Figure record listings:

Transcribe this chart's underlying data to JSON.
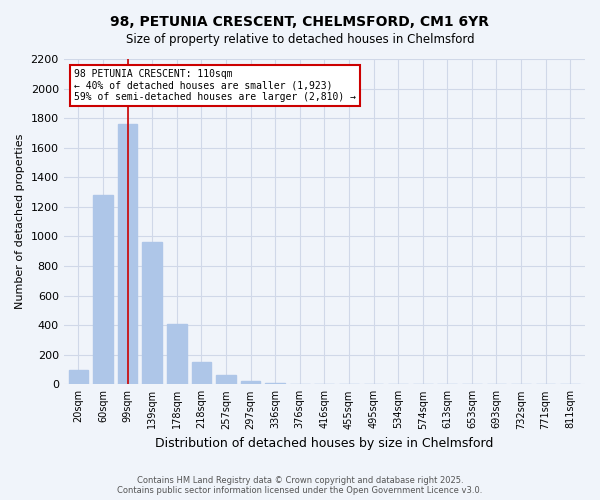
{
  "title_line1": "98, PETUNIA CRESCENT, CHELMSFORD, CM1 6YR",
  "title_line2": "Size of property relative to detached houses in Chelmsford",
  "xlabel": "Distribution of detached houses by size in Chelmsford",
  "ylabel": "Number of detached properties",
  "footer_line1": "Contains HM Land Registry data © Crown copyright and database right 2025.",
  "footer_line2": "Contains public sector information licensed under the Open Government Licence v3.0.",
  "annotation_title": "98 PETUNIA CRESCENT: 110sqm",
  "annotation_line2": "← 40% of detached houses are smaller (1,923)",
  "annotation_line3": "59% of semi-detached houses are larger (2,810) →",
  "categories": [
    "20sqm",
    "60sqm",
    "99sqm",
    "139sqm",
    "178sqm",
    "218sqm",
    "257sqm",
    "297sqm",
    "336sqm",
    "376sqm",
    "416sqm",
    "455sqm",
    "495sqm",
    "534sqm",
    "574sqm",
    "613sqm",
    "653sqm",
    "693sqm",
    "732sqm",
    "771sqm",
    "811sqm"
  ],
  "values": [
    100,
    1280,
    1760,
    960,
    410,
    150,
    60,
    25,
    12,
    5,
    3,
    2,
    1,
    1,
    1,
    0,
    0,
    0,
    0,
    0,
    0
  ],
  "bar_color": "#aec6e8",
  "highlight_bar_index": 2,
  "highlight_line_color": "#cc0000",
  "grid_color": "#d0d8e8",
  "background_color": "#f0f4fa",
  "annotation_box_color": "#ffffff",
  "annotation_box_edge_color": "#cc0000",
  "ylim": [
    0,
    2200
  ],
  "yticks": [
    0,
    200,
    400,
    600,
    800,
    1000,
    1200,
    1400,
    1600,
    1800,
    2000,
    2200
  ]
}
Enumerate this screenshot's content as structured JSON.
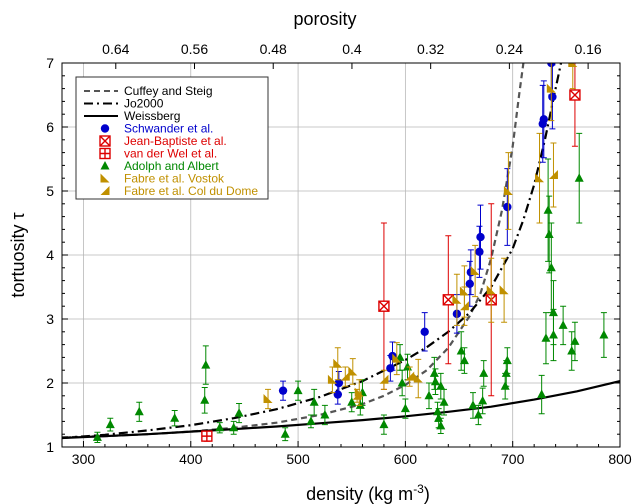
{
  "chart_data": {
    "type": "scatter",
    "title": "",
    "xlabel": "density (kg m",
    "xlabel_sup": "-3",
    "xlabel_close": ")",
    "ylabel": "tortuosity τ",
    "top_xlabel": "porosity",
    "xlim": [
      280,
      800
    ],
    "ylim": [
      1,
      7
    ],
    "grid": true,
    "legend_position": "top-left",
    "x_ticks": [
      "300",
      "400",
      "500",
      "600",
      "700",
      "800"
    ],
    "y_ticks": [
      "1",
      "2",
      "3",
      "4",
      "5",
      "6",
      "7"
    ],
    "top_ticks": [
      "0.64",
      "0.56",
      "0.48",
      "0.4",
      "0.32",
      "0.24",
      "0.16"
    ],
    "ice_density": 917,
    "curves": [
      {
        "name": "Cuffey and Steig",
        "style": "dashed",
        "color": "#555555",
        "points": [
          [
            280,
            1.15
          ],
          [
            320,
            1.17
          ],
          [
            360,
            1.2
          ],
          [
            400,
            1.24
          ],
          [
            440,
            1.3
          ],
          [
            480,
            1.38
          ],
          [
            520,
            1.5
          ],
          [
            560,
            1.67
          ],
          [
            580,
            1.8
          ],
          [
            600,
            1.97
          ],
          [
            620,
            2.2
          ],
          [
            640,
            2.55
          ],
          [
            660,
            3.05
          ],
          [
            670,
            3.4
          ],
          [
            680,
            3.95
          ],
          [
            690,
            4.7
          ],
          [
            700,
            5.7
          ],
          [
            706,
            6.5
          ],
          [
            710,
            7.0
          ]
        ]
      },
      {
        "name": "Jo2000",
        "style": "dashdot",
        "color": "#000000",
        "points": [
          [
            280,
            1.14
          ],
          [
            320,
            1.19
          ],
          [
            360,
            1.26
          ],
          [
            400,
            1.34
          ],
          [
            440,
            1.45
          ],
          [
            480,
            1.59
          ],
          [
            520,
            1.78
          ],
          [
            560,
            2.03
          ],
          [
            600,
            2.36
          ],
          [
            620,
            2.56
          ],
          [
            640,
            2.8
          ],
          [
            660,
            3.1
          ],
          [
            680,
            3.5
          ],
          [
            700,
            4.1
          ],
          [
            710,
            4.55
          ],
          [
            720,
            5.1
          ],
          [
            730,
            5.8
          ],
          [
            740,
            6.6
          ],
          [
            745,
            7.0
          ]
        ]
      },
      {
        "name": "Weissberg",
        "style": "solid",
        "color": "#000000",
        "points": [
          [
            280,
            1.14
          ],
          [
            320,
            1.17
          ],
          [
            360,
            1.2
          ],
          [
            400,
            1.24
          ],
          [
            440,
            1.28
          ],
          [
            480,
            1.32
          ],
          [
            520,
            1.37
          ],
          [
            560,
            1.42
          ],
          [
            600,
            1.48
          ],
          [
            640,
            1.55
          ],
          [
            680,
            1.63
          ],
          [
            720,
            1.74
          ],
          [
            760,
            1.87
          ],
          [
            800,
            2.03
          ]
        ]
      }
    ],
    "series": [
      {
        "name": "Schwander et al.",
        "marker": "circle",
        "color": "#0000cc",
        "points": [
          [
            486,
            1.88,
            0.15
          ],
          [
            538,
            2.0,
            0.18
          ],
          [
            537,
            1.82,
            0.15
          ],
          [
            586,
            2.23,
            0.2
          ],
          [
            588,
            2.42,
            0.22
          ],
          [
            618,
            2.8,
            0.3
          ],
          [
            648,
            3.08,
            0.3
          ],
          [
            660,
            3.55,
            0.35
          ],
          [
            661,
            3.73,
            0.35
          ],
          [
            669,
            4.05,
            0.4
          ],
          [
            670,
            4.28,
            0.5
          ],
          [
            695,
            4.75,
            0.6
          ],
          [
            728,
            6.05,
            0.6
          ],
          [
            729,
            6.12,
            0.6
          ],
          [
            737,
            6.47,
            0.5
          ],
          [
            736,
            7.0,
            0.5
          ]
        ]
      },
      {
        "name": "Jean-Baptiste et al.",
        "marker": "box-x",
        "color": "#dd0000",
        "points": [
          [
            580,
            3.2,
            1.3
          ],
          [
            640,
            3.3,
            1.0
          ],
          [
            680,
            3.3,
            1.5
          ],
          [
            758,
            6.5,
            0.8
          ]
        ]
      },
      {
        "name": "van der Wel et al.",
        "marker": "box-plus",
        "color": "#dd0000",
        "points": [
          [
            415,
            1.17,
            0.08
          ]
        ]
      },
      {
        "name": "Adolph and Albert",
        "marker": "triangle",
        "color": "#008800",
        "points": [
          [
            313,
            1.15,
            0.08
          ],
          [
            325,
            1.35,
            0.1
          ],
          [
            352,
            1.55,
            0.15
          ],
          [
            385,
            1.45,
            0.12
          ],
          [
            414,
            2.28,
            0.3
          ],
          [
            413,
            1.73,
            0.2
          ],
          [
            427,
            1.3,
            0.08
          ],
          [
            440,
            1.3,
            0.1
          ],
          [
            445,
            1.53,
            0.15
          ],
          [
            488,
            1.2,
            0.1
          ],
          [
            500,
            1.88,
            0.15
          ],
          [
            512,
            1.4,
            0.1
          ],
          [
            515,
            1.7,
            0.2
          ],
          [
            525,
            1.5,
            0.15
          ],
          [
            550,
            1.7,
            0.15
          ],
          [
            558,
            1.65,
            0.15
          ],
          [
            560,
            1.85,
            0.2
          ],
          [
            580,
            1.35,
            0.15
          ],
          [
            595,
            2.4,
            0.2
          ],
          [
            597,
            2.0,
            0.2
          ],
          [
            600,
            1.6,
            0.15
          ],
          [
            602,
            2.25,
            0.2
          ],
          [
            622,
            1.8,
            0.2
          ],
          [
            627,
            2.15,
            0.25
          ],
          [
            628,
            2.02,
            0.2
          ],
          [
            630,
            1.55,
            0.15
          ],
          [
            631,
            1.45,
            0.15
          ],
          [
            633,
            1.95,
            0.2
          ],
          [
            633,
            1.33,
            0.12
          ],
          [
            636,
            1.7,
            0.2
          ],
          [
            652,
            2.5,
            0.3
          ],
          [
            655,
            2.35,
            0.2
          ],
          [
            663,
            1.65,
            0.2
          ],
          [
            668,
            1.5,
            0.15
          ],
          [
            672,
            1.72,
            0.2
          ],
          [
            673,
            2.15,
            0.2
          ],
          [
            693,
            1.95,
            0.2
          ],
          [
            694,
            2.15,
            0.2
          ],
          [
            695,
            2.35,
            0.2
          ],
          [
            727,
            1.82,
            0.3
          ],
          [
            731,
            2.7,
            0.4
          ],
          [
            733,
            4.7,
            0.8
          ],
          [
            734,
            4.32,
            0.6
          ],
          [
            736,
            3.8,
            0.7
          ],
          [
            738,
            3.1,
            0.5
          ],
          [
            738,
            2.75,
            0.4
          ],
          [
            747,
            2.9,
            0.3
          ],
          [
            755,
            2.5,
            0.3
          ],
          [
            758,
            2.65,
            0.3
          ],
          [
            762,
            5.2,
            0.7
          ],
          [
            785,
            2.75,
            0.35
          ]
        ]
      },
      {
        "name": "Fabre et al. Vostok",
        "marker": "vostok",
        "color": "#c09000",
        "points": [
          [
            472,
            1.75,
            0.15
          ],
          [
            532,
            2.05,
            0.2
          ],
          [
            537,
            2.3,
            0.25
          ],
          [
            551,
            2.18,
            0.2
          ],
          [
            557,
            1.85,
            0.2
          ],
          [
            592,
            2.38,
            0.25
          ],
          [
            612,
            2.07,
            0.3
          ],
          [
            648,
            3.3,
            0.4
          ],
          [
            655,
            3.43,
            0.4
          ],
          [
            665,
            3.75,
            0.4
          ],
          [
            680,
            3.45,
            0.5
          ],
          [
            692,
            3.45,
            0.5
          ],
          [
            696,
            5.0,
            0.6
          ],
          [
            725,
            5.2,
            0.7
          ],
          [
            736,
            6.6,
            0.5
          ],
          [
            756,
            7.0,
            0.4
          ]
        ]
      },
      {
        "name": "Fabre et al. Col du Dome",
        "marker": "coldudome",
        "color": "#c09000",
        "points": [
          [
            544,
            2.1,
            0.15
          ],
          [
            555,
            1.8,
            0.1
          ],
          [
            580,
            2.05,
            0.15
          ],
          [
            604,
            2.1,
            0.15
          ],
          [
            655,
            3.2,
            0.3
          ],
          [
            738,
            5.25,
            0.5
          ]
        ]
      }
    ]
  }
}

» **THE REQUEST**:
Only the number is wanted: how many lines of the material above include the word "JSON"?

» **COMPLETE OUTPUT**:
2